▶ PROBLEM TO SOLVE: Copy out only those lines running from the line with "Give me the" to the end of the listing, keeping each one exactly as it is.

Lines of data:
↓

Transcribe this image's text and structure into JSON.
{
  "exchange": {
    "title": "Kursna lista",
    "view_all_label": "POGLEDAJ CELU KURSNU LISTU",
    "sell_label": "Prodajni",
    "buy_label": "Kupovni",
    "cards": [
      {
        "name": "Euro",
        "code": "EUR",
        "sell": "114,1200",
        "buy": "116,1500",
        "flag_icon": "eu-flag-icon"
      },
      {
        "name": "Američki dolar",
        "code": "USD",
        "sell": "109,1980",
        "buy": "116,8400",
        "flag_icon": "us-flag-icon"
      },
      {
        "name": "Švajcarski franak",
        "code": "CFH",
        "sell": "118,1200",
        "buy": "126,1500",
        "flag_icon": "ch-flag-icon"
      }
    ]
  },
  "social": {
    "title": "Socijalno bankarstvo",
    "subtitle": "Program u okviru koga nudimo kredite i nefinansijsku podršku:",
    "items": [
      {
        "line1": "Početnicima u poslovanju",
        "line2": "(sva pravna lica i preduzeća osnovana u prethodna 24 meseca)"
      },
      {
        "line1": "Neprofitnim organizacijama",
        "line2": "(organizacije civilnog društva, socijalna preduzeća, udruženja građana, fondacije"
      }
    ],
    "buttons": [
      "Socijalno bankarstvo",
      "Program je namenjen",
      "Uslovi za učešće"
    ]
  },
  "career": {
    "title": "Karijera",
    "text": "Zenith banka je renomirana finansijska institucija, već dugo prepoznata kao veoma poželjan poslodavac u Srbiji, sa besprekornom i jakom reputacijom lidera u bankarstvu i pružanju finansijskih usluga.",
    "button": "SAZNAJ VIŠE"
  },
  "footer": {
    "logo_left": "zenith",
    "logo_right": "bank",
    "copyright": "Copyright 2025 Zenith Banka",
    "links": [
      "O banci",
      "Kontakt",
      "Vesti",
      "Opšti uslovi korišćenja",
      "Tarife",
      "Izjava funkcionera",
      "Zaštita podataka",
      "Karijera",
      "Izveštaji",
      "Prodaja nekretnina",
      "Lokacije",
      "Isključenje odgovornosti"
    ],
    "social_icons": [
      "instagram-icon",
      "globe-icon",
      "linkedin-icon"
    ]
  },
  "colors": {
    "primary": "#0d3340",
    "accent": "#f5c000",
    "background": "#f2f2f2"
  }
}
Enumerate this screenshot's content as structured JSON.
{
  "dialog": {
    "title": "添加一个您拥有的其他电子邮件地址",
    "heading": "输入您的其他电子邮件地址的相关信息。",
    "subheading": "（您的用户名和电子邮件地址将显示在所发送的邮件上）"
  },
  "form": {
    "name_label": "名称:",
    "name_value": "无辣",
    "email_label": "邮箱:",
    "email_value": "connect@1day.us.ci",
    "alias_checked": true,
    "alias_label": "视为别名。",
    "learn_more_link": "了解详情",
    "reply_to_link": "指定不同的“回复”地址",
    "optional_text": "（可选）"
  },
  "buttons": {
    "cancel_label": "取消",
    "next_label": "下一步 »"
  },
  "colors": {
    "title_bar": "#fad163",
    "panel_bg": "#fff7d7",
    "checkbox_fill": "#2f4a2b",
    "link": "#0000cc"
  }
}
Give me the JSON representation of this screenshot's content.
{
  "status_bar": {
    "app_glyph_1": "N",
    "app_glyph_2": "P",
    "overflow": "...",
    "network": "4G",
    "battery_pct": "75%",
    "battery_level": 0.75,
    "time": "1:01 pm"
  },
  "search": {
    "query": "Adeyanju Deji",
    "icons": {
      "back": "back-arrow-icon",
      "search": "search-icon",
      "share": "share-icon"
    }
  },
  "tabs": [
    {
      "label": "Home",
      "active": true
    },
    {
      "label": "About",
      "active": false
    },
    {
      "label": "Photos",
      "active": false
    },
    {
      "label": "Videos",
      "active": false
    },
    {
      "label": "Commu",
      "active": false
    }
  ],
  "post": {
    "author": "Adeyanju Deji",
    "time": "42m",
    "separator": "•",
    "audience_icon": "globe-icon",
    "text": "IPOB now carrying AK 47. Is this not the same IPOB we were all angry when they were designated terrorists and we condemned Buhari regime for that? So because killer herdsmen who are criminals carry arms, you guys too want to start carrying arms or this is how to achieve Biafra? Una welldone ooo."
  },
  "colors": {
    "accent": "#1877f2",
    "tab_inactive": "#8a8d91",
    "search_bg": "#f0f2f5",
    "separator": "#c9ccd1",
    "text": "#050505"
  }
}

↑

▶ RESULT OF THE TASK:
Give me the JSON representation of this screenshot's content.
{
  "status_bar": {
    "app_glyph_1": "N",
    "app_glyph_2": "P",
    "overflow": "...",
    "network": "4G",
    "battery_pct": "75%",
    "battery_level": 0.75,
    "time": "1:01 pm"
  },
  "search": {
    "query": "Adeyanju Deji",
    "icons": {
      "back": "back-arrow-icon",
      "search": "search-icon",
      "share": "share-icon"
    }
  },
  "tabs": [
    {
      "label": "Home",
      "active": true
    },
    {
      "label": "About",
      "active": false
    },
    {
      "label": "Photos",
      "active": false
    },
    {
      "label": "Videos",
      "active": false
    },
    {
      "label": "Commu",
      "active": false
    }
  ],
  "post": {
    "author": "Adeyanju Deji",
    "time": "42m",
    "separator": "•",
    "audience_icon": "globe-icon",
    "text": "IPOB now carrying AK 47. Is this not the same IPOB we were all angry when they were designated terrorists and we condemned Buhari regime for that? So because killer herdsmen who are criminals carry arms, you guys too want to start carrying arms or this is how to achieve Biafra? Una welldone ooo."
  },
  "colors": {
    "accent": "#1877f2",
    "tab_inactive": "#8a8d91",
    "search_bg": "#f0f2f5",
    "separator": "#c9ccd1",
    "text": "#050505"
  }
}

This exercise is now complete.